Copy out every line in the entries below that includes "Planung".

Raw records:
---

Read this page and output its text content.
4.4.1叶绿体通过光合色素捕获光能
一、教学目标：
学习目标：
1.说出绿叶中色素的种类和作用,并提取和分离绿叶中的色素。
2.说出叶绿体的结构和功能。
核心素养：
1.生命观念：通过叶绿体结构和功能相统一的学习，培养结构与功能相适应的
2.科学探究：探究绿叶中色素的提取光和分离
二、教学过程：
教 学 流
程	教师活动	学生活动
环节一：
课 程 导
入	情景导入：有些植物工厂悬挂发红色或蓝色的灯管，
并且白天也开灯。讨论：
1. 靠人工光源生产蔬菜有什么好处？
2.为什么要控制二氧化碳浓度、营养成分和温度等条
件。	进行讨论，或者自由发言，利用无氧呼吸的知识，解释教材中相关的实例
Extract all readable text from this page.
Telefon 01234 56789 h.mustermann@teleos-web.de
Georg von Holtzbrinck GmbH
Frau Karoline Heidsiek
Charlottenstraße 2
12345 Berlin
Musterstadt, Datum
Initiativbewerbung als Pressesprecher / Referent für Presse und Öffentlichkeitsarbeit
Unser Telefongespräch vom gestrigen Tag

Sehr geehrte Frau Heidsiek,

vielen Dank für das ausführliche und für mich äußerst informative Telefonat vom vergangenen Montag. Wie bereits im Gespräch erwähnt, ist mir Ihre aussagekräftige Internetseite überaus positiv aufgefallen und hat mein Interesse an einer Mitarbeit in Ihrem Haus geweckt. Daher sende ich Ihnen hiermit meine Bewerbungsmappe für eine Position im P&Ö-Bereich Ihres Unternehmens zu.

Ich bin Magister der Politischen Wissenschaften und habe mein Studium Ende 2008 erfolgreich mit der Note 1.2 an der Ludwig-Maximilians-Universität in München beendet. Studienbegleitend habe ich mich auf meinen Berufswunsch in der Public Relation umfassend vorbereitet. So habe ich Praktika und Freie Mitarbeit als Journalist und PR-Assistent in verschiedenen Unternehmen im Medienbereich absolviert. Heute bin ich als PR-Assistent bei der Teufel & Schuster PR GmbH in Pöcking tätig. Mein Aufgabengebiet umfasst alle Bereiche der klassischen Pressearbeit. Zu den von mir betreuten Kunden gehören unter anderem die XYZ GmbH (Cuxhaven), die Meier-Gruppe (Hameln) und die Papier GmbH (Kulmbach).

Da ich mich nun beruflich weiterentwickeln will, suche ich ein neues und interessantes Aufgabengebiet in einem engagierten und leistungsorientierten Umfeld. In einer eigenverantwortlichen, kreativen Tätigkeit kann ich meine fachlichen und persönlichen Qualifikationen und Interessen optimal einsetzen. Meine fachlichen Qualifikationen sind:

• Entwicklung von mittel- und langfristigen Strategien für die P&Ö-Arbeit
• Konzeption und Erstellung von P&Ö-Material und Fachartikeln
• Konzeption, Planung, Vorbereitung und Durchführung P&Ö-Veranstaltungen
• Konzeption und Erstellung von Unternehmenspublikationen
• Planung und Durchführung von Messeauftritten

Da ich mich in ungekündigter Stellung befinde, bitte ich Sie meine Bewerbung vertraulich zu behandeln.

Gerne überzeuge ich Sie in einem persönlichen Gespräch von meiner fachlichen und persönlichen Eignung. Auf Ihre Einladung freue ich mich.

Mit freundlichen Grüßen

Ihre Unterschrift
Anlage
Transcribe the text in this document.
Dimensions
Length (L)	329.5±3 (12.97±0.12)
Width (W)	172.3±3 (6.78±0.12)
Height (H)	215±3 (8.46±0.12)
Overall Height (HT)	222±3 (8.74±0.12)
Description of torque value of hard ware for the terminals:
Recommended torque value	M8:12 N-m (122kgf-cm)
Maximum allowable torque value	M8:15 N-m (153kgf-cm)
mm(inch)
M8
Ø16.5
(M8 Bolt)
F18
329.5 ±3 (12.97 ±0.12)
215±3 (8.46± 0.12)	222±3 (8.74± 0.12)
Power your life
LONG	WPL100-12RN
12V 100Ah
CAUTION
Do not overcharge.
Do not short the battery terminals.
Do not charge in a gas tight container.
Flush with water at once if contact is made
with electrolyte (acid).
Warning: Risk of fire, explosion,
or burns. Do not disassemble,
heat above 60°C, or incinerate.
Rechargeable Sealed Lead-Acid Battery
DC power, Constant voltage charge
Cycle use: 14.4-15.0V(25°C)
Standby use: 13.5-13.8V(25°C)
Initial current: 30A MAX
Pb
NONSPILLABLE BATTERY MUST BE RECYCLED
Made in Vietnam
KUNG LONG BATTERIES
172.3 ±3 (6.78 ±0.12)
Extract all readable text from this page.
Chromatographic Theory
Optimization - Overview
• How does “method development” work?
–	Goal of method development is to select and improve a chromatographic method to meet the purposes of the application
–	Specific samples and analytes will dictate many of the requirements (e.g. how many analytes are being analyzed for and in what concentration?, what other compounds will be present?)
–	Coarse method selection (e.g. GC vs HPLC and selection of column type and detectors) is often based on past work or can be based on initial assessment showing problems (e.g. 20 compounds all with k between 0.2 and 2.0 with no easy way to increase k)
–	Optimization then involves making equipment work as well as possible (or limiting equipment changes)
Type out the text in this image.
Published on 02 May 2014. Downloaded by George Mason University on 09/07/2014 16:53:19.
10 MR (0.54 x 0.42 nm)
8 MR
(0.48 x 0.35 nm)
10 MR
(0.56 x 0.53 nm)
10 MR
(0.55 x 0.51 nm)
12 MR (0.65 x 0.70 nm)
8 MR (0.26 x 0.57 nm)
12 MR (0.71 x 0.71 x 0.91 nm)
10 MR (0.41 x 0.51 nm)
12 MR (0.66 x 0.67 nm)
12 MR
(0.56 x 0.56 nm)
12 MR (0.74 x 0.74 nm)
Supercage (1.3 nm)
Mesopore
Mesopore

---

_Solution to the exercise_
• Konzeption, Planung, Vorbereitung und Durchführung P&Ö-Veranstaltungen
• Planung und Durchführung von Messeauftritten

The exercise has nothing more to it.